[START Task inputs]
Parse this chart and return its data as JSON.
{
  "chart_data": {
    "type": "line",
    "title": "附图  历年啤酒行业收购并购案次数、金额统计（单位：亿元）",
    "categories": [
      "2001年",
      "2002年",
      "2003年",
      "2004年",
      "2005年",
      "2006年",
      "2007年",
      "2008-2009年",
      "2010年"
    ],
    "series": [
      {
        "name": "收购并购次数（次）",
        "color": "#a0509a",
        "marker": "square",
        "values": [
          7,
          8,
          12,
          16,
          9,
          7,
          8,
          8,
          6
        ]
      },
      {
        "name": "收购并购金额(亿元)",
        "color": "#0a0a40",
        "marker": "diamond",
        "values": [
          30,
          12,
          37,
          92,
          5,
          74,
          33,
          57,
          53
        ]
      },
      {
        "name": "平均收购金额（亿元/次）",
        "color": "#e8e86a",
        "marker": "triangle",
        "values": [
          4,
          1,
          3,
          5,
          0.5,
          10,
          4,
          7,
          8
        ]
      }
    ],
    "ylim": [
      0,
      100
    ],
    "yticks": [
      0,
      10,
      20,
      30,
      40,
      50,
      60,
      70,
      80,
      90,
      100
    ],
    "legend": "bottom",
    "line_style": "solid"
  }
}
[END Task inputs]
» What the exercise asks
Transcribe each record exactly. Leave nothing out.

» Answer to this task
Parse this chart and return its data as JSON.
{
  "chart_data": {
    "type": "line",
    "title": "附图  历年啤酒行业收购并购案次数、金额统计（单位：亿元）",
    "categories": [
      "2001年",
      "2002年",
      "2003年",
      "2004年",
      "2005年",
      "2006年",
      "2007年",
      "2008-2009年",
      "2010年"
    ],
    "series": [
      {
        "name": "收购并购次数（次）",
        "color": "#a0509a",
        "marker": "square",
        "values": [
          7,
          8,
          12,
          16,
          9,
          7,
          8,
          8,
          6
        ]
      },
      {
        "name": "收购并购金额(亿元)",
        "color": "#0a0a40",
        "marker": "diamond",
        "values": [
          30,
          12,
          37,
          92,
          5,
          74,
          33,
          57,
          53
        ]
      },
      {
        "name": "平均收购金额（亿元/次）",
        "color": "#e8e86a",
        "marker": "triangle",
        "values": [
          4,
          1,
          3,
          5,
          0.5,
          10,
          4,
          7,
          8
        ]
      }
    ],
    "ylim": [
      0,
      100
    ],
    "yticks": [
      0,
      10,
      20,
      30,
      40,
      50,
      60,
      70,
      80,
      90,
      100
    ],
    "legend": "bottom",
    "line_style": "solid"
  }
}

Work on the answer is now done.